**GIVEN INSTRUCTION**
Leave out the pictures, then reproduce the rest of the material exactly.

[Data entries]
::::
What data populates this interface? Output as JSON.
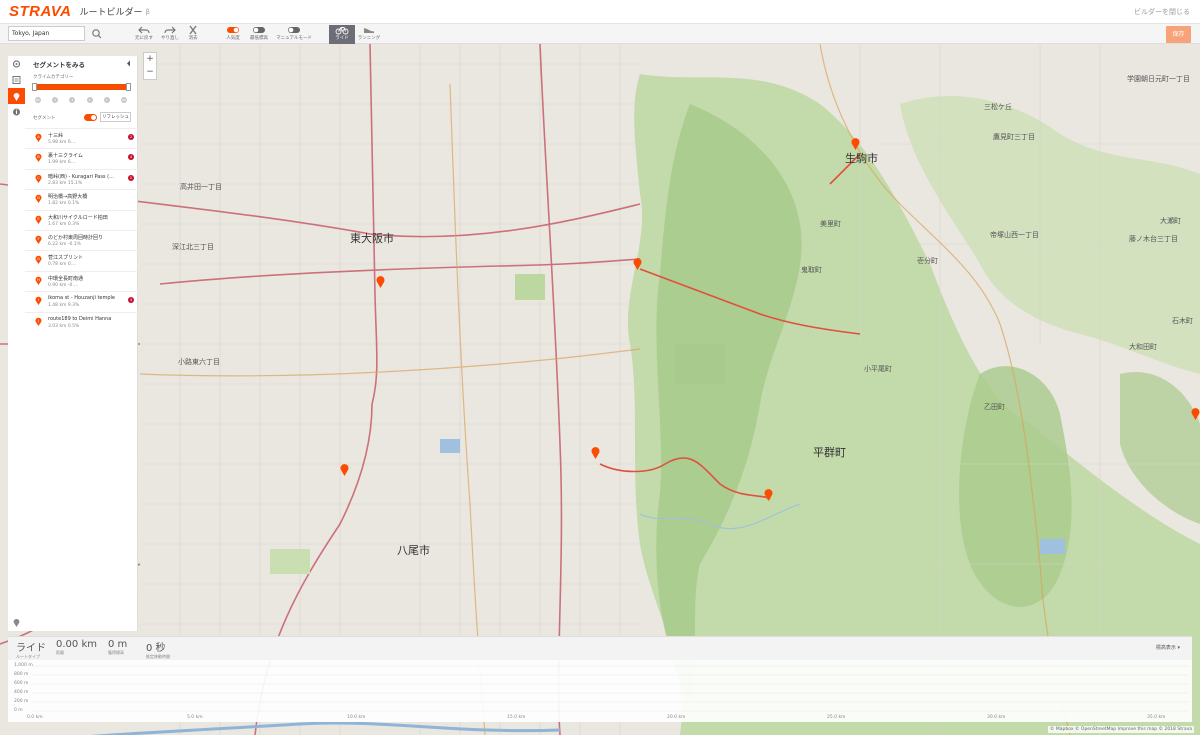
{
  "header": {
    "logo": "STRAVA",
    "title": "ルートビルダー",
    "title_mark": "β",
    "exit": "ビルダーを閉じる"
  },
  "toolbar": {
    "search_value": "Tokyo, Japan",
    "undo": "元に戻す",
    "redo": "やり直し",
    "clear": "消去",
    "popularity": "人気度",
    "min_elevation": "最低標高",
    "manual_mode": "マニュアルモード",
    "ride": "ライド",
    "run": "ランニング",
    "save": "保存"
  },
  "segments": {
    "title": "セグメントをみる",
    "collapse_icon": "chevron-left-icon",
    "category_label": "クライムカテゴリー",
    "category_dots": [
      "NC",
      "4",
      "3",
      "2",
      "1",
      "HC"
    ],
    "section_label": "セグメント",
    "refresh": "リフレッシュ",
    "items": [
      {
        "letter": "A",
        "name": "十三峠",
        "stats": "5.98 km   6....",
        "badge": "2"
      },
      {
        "letter": "B",
        "name": "裏十三クライム",
        "stats": "1.99 km   6....",
        "badge": "4"
      },
      {
        "letter": "C",
        "name": "暗峠(西) - Kuragari Pass (...",
        "stats": "2.83 km   15.1%",
        "badge": "2"
      },
      {
        "letter": "D",
        "name": "明治橋→高野大橋",
        "stats": "1.82 km   0.1%",
        "badge": ""
      },
      {
        "letter": "E",
        "name": "大和川サイクルロード柏田",
        "stats": "1.67 km   0.3%",
        "badge": ""
      },
      {
        "letter": "F",
        "name": "のどか村東周回時計回り",
        "stats": "6.22 km   -0.1%",
        "badge": ""
      },
      {
        "letter": "G",
        "name": "菅江スプリント",
        "stats": "0.78 km   0....",
        "badge": ""
      },
      {
        "letter": "H",
        "name": "中環全長町南通",
        "stats": "0.90 km   -0....",
        "badge": ""
      },
      {
        "letter": "I",
        "name": "ikoma st - Houzanji temple",
        "stats": "1.48 km   9.3%",
        "badge": "4"
      },
      {
        "letter": "J",
        "name": "route189 to Deimi Hanna",
        "stats": "3.03 km   0.5%",
        "badge": ""
      }
    ]
  },
  "map_labels": {
    "higashiosaka": "東大阪市",
    "ikoma": "生駒市",
    "yao": "八尾市",
    "heguri": "平群町",
    "fukae": "深江北三丁目",
    "kojiHigashi": "小路東六丁目",
    "takaida": "高井田一丁目",
    "kitaSasaki": "北大阪町",
    "misato": "美里町",
    "kitoro": "鬼取町",
    "kamiyoshi": "帝塚山西一丁目",
    "ichibun": "壱分町",
    "kohirao": "小平尾町",
    "ikaruga": "乙田町",
    "kawachi": "大和田町",
    "ishiki": "石木町",
    "ninomiya": "大瀬町",
    "gakuen": "学園朝日元町一丁目",
    "mitsugaoka": "三松ケ丘",
    "takami": "鷹見町三丁目",
    "nagisa": "藤ノ木台三丁目",
    "shibahara": "柴原町"
  },
  "elevation": {
    "activity": "ライド",
    "route_type": "ルートタイプ",
    "distance_value": "0.00 km",
    "distance_label": "距離",
    "elevation_value": "0 m",
    "elevation_label": "獲得標高",
    "time_value": "0 秒",
    "time_label": "推定移動時間",
    "chart_type": "標高表示",
    "y_ticks": [
      "1,000 m",
      "800 m",
      "600 m",
      "400 m",
      "200 m",
      "0 m"
    ],
    "x_ticks": [
      "0.0 km",
      "5.0 km",
      "10.0 km",
      "15.0 km",
      "20.0 km",
      "25.0 km",
      "30.0 km",
      "35.0 km"
    ]
  },
  "attribution": "© Mapbox © OpenStreetMap Improve this map © 2018 Strava",
  "colors": {
    "brand": "#fc4c02",
    "route": "#e0503c",
    "forest": "#b7d39a"
  }
}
::::
**WRITTEN SOLUTION**
What data populates this interface? Output as JSON.
{
  "header": {
    "logo": "STRAVA",
    "title": "ルートビルダー",
    "title_mark": "β",
    "exit": "ビルダーを閉じる"
  },
  "toolbar": {
    "search_value": "Tokyo, Japan",
    "undo": "元に戻す",
    "redo": "やり直し",
    "clear": "消去",
    "popularity": "人気度",
    "min_elevation": "最低標高",
    "manual_mode": "マニュアルモード",
    "ride": "ライド",
    "run": "ランニング",
    "save": "保存"
  },
  "segments": {
    "title": "セグメントをみる",
    "collapse_icon": "chevron-left-icon",
    "category_label": "クライムカテゴリー",
    "category_dots": [
      "NC",
      "4",
      "3",
      "2",
      "1",
      "HC"
    ],
    "section_label": "セグメント",
    "refresh": "リフレッシュ",
    "items": [
      {
        "letter": "A",
        "name": "十三峠",
        "stats": "5.98 km   6....",
        "badge": "2"
      },
      {
        "letter": "B",
        "name": "裏十三クライム",
        "stats": "1.99 km   6....",
        "badge": "4"
      },
      {
        "letter": "C",
        "name": "暗峠(西) - Kuragari Pass (...",
        "stats": "2.83 km   15.1%",
        "badge": "2"
      },
      {
        "letter": "D",
        "name": "明治橋→高野大橋",
        "stats": "1.82 km   0.1%",
        "badge": ""
      },
      {
        "letter": "E",
        "name": "大和川サイクルロード柏田",
        "stats": "1.67 km   0.3%",
        "badge": ""
      },
      {
        "letter": "F",
        "name": "のどか村東周回時計回り",
        "stats": "6.22 km   -0.1%",
        "badge": ""
      },
      {
        "letter": "G",
        "name": "菅江スプリント",
        "stats": "0.78 km   0....",
        "badge": ""
      },
      {
        "letter": "H",
        "name": "中環全長町南通",
        "stats": "0.90 km   -0....",
        "badge": ""
      },
      {
        "letter": "I",
        "name": "ikoma st - Houzanji temple",
        "stats": "1.48 km   9.3%",
        "badge": "4"
      },
      {
        "letter": "J",
        "name": "route189 to Deimi Hanna",
        "stats": "3.03 km   0.5%",
        "badge": ""
      }
    ]
  },
  "map_labels": {
    "higashiosaka": "東大阪市",
    "ikoma": "生駒市",
    "yao": "八尾市",
    "heguri": "平群町",
    "fukae": "深江北三丁目",
    "kojiHigashi": "小路東六丁目",
    "takaida": "高井田一丁目",
    "kitaSasaki": "北大阪町",
    "misato": "美里町",
    "kitoro": "鬼取町",
    "kamiyoshi": "帝塚山西一丁目",
    "ichibun": "壱分町",
    "kohirao": "小平尾町",
    "ikaruga": "乙田町",
    "kawachi": "大和田町",
    "ishiki": "石木町",
    "ninomiya": "大瀬町",
    "gakuen": "学園朝日元町一丁目",
    "mitsugaoka": "三松ケ丘",
    "takami": "鷹見町三丁目",
    "nagisa": "藤ノ木台三丁目",
    "shibahara": "柴原町"
  },
  "elevation": {
    "activity": "ライド",
    "route_type": "ルートタイプ",
    "distance_value": "0.00 km",
    "distance_label": "距離",
    "elevation_value": "0 m",
    "elevation_label": "獲得標高",
    "time_value": "0 秒",
    "time_label": "推定移動時間",
    "chart_type": "標高表示",
    "y_ticks": [
      "1,000 m",
      "800 m",
      "600 m",
      "400 m",
      "200 m",
      "0 m"
    ],
    "x_ticks": [
      "0.0 km",
      "5.0 km",
      "10.0 km",
      "15.0 km",
      "20.0 km",
      "25.0 km",
      "30.0 km",
      "35.0 km"
    ]
  },
  "attribution": "© Mapbox © OpenStreetMap Improve this map © 2018 Strava",
  "colors": {
    "brand": "#fc4c02",
    "route": "#e0503c",
    "forest": "#b7d39a"
  }
}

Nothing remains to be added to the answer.